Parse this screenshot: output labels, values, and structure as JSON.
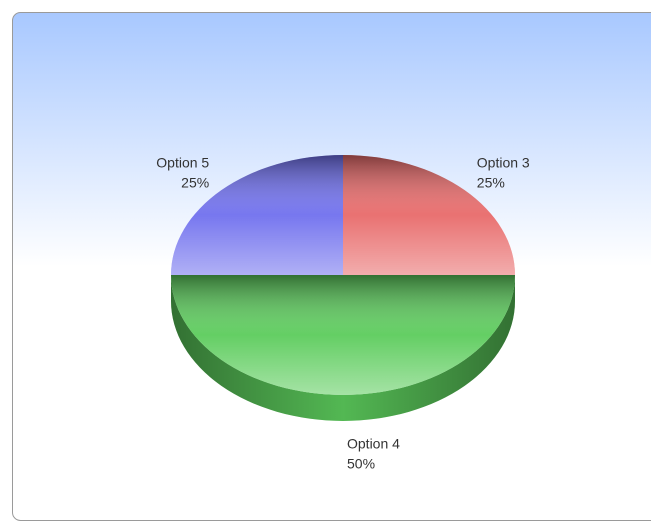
{
  "chart_data": {
    "type": "pie",
    "categories": [
      "Option 3",
      "Option 4",
      "Option 5"
    ],
    "values": [
      25,
      50,
      25
    ],
    "value_labels": [
      "25%",
      "50%",
      "25%"
    ],
    "colors": [
      "#e86a6a",
      "#5ccc5c",
      "#7070ee"
    ]
  }
}
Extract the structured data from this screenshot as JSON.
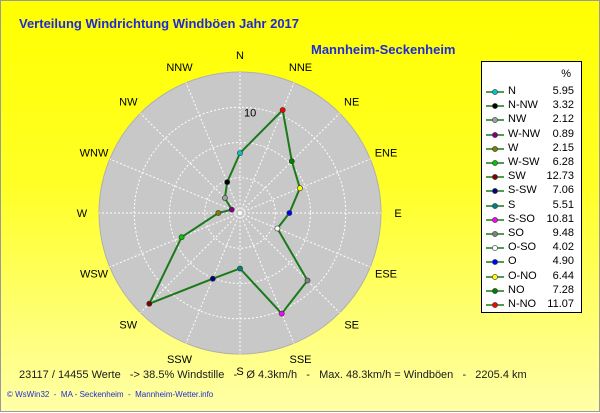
{
  "title": "Verteilung Windrichtung Windböen  Jahr 2017",
  "subtitle": "Mannheim-Seckenheim",
  "stats_line": "23117 / 14455 Werte   -> 38.5% Windstille   -   Ø 4.3km/h   -   Max. 48.3km/h = Windböen   -   2205.4 km",
  "footer": "© WsWin32  -  MA - Seckenheim  -  Mannheim-Wetter.info",
  "legend_header": "%",
  "chart_data": {
    "type": "radar",
    "title": "Verteilung Windrichtung Windböen  Jahr 2017",
    "subtitle": "Mannheim-Seckenheim",
    "unit": "%",
    "rmax": 14,
    "radial_ticks": [
      10
    ],
    "line_color": "#1a7a1a",
    "directions": [
      "N",
      "NNE",
      "NE",
      "ENE",
      "E",
      "ESE",
      "SE",
      "SSE",
      "S",
      "SSW",
      "SW",
      "WSW",
      "W",
      "WNW",
      "NW",
      "NNW"
    ],
    "values": [
      5.95,
      11.07,
      7.28,
      6.44,
      4.9,
      4.02,
      9.48,
      10.81,
      5.51,
      7.06,
      12.73,
      6.28,
      2.15,
      0.89,
      2.12,
      3.32
    ],
    "legend": [
      {
        "name": "N",
        "value": "5.95",
        "color": "#00c8c8"
      },
      {
        "name": "N-NW",
        "value": "3.32",
        "color": "#000000"
      },
      {
        "name": "NW",
        "value": "2.12",
        "color": "#a0a0a0"
      },
      {
        "name": "W-NW",
        "value": "0.89",
        "color": "#800080"
      },
      {
        "name": "W",
        "value": "2.15",
        "color": "#808000"
      },
      {
        "name": "W-SW",
        "value": "6.28",
        "color": "#00c800"
      },
      {
        "name": "SW",
        "value": "12.73",
        "color": "#800000"
      },
      {
        "name": "S-SW",
        "value": "7.06",
        "color": "#000080"
      },
      {
        "name": "S",
        "value": "5.51",
        "color": "#008080"
      },
      {
        "name": "S-SO",
        "value": "10.81",
        "color": "#ff00ff"
      },
      {
        "name": "SO",
        "value": "9.48",
        "color": "#808080"
      },
      {
        "name": "O-SO",
        "value": "4.02",
        "color": "#ffffff"
      },
      {
        "name": "O",
        "value": "4.90",
        "color": "#0000ff"
      },
      {
        "name": "O-NO",
        "value": "6.44",
        "color": "#ffff00"
      },
      {
        "name": "NO",
        "value": "7.28",
        "color": "#008000"
      },
      {
        "name": "N-NO",
        "value": "11.07",
        "color": "#ff0000"
      }
    ],
    "dir_colors": [
      "#00c8c8",
      "#ff0000",
      "#008000",
      "#ffff00",
      "#0000ff",
      "#ffffff",
      "#808080",
      "#ff00ff",
      "#008080",
      "#000080",
      "#800000",
      "#00c800",
      "#808000",
      "#800080",
      "#a0a0a0",
      "#000000"
    ]
  }
}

■ WHAT YOU NEED TO DO
Look through the data and show every line containing "Mannheim".

■ ANSWER
  "subtitle": "Mannheim-Seckenheim",
  "footer": "© WsWin32  -  MA - Seckenheim  -  Mannheim-Wetter.info",
    "subtitle": "Mannheim-Seckenheim",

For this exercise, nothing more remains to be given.